Cristina Kirchner vence com folga eleições primárias

Líder argentina conquistou 50,3% dos votos; com este resultado, presidente se aproxima da reeleição em outubro

Efe,

15 de agosto de 2011 | 00h46

Cristina Kirchner vence com 50,7% as eleições primárias argentinas. Em segundo lugar, está Ricardo Alfonsín com 12,5% 

 

 

BUENOS AIRES - A presidente da Argentina, Cristina Fernández de Kirchner, venceu no domingo, 14, por ampla margem as inéditas eleições primárias no país, ficando, assim, em uma posição de privilégio para conseguir a reeleição nas presidenciais de outubro.

 

Cristina, líder do peronista Frente para La Victoria, tem 50,7% dos votos, apuradas 96% das mesas eleitorais de todo o país.

 

Em segundo lugar, com 12,19%, está Ricardo Alfonsín, filho do ex-presidente Raúl Alfonsín (1983-1989), candidato da Unión para el Desarrollo Social (UDESO), uma coalizão da social-democrata Unión Cívica Radical com setores do peronismo dissidente.

[Tarefa 1]
Responda com base na notícia:
(a) Quem é o pai de Ricardo Alfonsín?
(b) Em que mês acontecem as eleições presidenciais?
(c) De qual partido Cristina Kirchner é líder?
[Tarefa 2]
Atualize o trecho da notícia que começa em "Cristina Kirchner vence com 50,7%" e termina depois de "presidenciais de outubro.", trocando "domingo" por "último domingo".
[Tarefa 3]
Resuma em uma frase mais curta o parágrafo da notícia que começa com "BUENOS AIRES - A presidente da Argentina", mantendo os fatos principais.

[Dados extraídos]
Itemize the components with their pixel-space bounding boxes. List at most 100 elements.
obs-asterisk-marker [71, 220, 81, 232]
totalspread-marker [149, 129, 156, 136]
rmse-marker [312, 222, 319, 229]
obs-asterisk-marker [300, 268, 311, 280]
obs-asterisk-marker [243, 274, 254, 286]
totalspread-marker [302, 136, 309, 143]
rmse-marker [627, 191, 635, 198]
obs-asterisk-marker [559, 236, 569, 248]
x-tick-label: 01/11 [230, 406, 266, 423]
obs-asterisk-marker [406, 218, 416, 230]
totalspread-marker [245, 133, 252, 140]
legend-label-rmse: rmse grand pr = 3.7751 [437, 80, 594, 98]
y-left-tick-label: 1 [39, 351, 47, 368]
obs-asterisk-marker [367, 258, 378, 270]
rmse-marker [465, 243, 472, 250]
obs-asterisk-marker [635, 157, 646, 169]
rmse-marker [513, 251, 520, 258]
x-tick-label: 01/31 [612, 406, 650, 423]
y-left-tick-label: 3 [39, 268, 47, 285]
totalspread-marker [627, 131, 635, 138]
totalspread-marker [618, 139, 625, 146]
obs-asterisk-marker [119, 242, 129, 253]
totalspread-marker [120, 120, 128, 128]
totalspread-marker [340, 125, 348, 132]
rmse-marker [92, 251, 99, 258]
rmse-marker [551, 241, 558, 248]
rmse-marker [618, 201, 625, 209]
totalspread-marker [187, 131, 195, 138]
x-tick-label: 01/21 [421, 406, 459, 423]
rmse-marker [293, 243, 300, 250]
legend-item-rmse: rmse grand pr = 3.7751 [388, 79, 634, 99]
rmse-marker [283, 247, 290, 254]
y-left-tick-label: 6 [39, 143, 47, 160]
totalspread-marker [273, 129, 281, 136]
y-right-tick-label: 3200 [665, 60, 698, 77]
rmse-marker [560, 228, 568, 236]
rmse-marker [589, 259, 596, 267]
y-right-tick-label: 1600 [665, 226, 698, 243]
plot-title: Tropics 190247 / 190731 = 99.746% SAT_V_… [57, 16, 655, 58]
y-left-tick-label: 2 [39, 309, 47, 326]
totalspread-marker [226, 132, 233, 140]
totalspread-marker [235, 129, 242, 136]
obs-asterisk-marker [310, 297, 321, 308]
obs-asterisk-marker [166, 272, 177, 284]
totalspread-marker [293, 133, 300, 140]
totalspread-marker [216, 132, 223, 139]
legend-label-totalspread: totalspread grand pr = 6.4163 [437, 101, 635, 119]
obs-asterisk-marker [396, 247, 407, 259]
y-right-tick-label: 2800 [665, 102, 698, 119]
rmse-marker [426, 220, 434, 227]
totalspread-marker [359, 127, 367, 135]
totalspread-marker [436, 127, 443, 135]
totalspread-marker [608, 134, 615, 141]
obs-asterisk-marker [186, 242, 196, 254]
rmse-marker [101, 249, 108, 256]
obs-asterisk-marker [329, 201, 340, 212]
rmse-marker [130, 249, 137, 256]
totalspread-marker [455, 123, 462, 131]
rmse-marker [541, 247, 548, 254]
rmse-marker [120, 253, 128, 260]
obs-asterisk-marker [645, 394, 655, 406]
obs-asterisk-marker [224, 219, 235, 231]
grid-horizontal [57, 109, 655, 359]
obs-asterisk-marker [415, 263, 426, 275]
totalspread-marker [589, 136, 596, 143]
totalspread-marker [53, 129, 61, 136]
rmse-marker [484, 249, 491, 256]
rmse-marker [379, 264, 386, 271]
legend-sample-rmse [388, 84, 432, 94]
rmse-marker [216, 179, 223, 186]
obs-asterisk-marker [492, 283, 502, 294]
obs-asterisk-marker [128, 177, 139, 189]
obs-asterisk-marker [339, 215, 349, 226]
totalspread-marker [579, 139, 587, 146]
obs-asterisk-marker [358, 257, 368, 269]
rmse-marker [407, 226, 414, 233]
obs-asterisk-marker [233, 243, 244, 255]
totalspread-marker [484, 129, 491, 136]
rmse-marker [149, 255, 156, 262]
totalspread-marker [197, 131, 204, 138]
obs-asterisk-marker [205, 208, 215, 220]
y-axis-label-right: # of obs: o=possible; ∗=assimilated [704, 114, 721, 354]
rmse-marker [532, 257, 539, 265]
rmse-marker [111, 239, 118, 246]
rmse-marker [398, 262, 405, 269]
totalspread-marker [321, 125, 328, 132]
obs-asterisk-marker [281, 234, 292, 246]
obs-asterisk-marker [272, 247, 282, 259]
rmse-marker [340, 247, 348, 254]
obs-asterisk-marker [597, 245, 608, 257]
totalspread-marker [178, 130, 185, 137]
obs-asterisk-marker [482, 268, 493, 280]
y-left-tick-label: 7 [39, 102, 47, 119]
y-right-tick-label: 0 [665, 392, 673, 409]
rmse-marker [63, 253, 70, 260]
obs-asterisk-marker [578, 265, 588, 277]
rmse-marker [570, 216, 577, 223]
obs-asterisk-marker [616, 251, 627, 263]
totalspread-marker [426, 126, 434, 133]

[Sua resposta 1]
(a) O ex-presidente Raúl Alfonsín (1983-1989).
(b) Em outubro.
(c) Do peronista Frente para La Victoria.

[Sua resposta 2]
Cristina Kirchner vence com 50,7% as eleições primárias argentinas. Em segundo lugar, está Ricardo Alfonsín com 12,5% 

 

 

BUENOS AIRES - A presidente da Argentina, Cristina Fernández de Kirchner, venceu no último domingo, 14, por ampla margem as inéditas eleições primárias no país, ficando, assim, em uma posição de privilégio para conseguir a reeleição nas presidenciais de outubro.

[Sua resposta 3]
No domingo, 14, a presidente argentina Cristina Fernández de Kirchner venceu com ampla margem as inéditas eleições primárias do país e ficou em posição privilegiada para se reeleger em outubro.